A run of records:
☆ ☆ ☆ ☆ ☆ ☆ ☆

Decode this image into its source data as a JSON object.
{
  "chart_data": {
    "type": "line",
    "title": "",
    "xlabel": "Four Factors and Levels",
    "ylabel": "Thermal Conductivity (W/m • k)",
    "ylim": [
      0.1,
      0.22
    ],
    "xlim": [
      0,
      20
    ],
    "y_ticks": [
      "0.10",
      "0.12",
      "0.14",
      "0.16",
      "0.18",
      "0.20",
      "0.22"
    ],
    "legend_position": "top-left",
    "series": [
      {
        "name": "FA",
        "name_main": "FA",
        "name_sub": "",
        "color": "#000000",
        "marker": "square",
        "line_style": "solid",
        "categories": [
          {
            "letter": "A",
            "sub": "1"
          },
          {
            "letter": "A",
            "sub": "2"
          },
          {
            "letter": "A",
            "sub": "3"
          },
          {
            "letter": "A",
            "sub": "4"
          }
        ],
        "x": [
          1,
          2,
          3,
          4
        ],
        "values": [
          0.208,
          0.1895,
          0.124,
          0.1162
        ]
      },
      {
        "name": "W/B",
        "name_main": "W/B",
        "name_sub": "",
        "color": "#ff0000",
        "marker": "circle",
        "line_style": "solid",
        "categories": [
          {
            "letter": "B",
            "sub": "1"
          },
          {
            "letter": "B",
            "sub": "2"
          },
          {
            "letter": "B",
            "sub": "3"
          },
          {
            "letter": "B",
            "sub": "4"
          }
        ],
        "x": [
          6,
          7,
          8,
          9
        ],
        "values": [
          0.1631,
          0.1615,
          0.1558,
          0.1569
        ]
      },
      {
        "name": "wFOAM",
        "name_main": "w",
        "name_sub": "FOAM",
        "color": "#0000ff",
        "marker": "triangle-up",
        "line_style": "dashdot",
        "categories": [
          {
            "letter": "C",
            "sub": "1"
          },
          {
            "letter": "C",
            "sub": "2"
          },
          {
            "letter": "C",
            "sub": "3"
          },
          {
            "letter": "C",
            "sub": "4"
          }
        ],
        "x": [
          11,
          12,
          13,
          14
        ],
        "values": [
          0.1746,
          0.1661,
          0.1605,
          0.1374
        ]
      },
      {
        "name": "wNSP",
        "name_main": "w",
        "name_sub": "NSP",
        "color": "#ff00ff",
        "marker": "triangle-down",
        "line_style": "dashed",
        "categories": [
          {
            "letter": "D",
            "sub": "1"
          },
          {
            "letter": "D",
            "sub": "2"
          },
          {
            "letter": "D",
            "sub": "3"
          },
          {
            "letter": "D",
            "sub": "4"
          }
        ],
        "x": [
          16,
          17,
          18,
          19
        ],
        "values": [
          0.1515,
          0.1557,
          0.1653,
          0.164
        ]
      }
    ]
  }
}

☆ ☆ ☆ ☆ ☆ ☆ ☆

_WHAT IS REQUIRED_
Extract lines where the string "marker" occurs.

_THE OUTPUT_
        "marker": "square",
        "marker": "circle",
        "marker": "triangle-up",
        "marker": "triangle-down",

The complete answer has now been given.